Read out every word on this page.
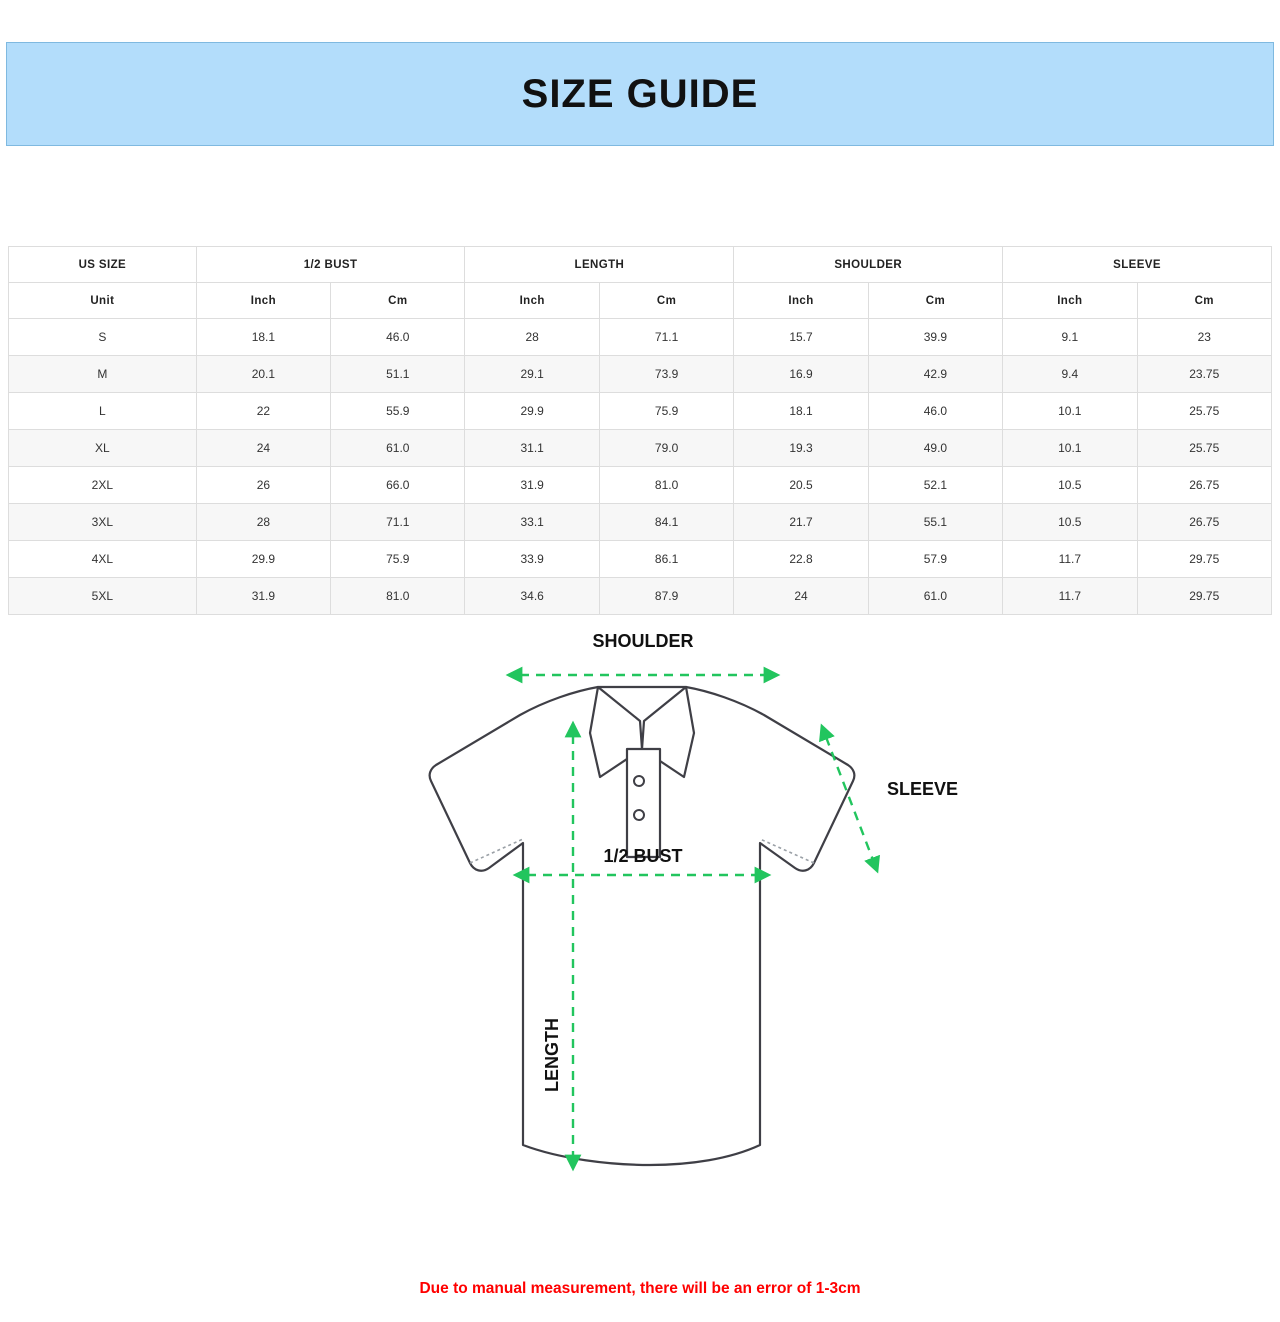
SIZE GUIDE
US SIZE	1/2 BUST		LENGTH		SHOULDER		SLEEVE	
Unit	Inch	Cm	Inch	Cm	Inch	Cm	Inch	Cm
S	18.1	46.0	28	71.1	15.7	39.9	9.1	23
M	20.1	51.1	29.1	73.9	16.9	42.9	9.4	23.75
L	22	55.9	29.9	75.9	18.1	46.0	10.1	25.75
XL	24	61.0	31.1	79.0	19.3	49.0	10.1	25.75
2XL	26	66.0	31.9	81.0	20.5	52.1	10.5	26.75
3XL	28	71.1	33.1	84.1	21.7	55.1	10.5	26.75
4XL	29.9	75.9	33.9	86.1	22.8	57.9	11.7	29.75
5XL	31.9	81.0	34.6	87.9	24	61.0	11.7	29.75
SHOULDER
1/2 BUST
LENGTH
SLEEVE
Due to manual measurement, there will be an error of 1-3cm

WHAT YOU WILL DO. Transcribe every record above exactly as written, leaving out any pictures.

OUTPUT FOR THIS TASK.
Read out every word on this page.
SIZE GUIDE
US SIZE	1/2 BUST		LENGTH		SHOULDER		SLEEVE	
Unit	Inch	Cm	Inch	Cm	Inch	Cm	Inch	Cm
S	18.1	46.0	28	71.1	15.7	39.9	9.1	23
M	20.1	51.1	29.1	73.9	16.9	42.9	9.4	23.75
L	22	55.9	29.9	75.9	18.1	46.0	10.1	25.75
XL	24	61.0	31.1	79.0	19.3	49.0	10.1	25.75
2XL	26	66.0	31.9	81.0	20.5	52.1	10.5	26.75
3XL	28	71.1	33.1	84.1	21.7	55.1	10.5	26.75
4XL	29.9	75.9	33.9	86.1	22.8	57.9	11.7	29.75
5XL	31.9	81.0	34.6	87.9	24	61.0	11.7	29.75
SHOULDER
1/2 BUST
LENGTH
SLEEVE
Due to manual measurement, there will be an error of 1-3cm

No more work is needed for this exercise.